Source data:

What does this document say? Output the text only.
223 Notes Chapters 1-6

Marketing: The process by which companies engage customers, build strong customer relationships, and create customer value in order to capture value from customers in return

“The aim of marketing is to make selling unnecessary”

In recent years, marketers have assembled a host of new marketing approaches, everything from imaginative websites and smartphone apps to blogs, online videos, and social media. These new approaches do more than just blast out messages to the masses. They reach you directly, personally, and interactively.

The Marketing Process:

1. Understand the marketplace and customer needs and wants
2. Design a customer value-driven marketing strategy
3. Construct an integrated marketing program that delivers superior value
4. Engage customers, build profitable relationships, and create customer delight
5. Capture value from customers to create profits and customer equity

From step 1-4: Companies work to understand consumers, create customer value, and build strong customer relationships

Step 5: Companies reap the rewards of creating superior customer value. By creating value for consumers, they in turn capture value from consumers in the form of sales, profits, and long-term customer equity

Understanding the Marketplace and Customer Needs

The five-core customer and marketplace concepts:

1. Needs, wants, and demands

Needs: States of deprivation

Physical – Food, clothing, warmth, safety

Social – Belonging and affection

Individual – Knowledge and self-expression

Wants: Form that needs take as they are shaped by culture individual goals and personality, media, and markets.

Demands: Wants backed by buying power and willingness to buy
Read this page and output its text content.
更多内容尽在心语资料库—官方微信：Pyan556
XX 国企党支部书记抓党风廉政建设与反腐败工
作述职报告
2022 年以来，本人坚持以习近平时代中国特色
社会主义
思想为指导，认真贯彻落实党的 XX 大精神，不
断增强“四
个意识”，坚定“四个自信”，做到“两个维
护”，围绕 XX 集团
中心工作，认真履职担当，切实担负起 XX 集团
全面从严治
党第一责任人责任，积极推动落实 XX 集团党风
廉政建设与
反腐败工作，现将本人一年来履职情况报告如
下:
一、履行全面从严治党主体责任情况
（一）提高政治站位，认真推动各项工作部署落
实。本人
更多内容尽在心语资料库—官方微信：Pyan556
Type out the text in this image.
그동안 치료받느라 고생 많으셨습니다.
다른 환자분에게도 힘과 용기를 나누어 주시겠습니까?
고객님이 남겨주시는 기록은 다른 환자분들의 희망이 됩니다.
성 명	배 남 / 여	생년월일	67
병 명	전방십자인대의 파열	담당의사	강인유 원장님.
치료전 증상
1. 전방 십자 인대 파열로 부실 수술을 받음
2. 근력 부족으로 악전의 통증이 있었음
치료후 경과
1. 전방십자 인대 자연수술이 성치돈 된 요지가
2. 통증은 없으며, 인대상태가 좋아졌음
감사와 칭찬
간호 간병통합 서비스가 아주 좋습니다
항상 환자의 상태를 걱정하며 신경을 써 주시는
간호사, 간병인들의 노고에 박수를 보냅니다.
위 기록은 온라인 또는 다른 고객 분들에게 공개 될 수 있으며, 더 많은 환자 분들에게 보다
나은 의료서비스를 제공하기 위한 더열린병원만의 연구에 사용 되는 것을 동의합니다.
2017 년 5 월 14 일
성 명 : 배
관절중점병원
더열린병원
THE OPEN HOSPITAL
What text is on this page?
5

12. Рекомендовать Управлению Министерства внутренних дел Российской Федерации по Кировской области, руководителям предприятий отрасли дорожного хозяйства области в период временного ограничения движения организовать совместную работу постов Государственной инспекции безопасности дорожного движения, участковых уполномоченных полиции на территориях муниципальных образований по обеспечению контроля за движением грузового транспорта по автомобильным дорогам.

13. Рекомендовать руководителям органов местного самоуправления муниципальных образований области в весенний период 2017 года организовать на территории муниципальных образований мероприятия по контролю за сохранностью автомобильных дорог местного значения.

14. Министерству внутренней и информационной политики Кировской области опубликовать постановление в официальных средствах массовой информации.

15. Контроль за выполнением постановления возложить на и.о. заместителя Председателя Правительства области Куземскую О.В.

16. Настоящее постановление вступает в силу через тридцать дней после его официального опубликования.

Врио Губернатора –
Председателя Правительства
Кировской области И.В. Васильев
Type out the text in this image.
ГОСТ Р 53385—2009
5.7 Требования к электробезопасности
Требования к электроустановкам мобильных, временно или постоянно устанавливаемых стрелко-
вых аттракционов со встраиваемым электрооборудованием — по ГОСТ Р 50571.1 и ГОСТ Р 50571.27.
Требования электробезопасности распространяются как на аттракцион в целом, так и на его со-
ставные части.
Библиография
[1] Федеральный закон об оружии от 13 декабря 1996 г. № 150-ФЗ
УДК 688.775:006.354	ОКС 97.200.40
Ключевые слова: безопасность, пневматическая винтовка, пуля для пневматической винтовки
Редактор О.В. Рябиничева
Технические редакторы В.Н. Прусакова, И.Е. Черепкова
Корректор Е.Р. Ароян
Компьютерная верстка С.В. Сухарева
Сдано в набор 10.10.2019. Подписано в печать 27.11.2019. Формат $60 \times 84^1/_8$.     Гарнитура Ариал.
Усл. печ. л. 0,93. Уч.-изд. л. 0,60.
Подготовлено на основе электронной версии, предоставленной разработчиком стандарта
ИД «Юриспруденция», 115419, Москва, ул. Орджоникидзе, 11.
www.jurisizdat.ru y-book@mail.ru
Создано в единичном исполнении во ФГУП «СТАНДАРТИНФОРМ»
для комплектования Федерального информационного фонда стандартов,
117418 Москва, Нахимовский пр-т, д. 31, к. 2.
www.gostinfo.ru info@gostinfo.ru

[WHAT IS REQUIRED] A number is the only answer here: how many lines of the material above contain "области"?

[COMPLETE RESPONSE] 5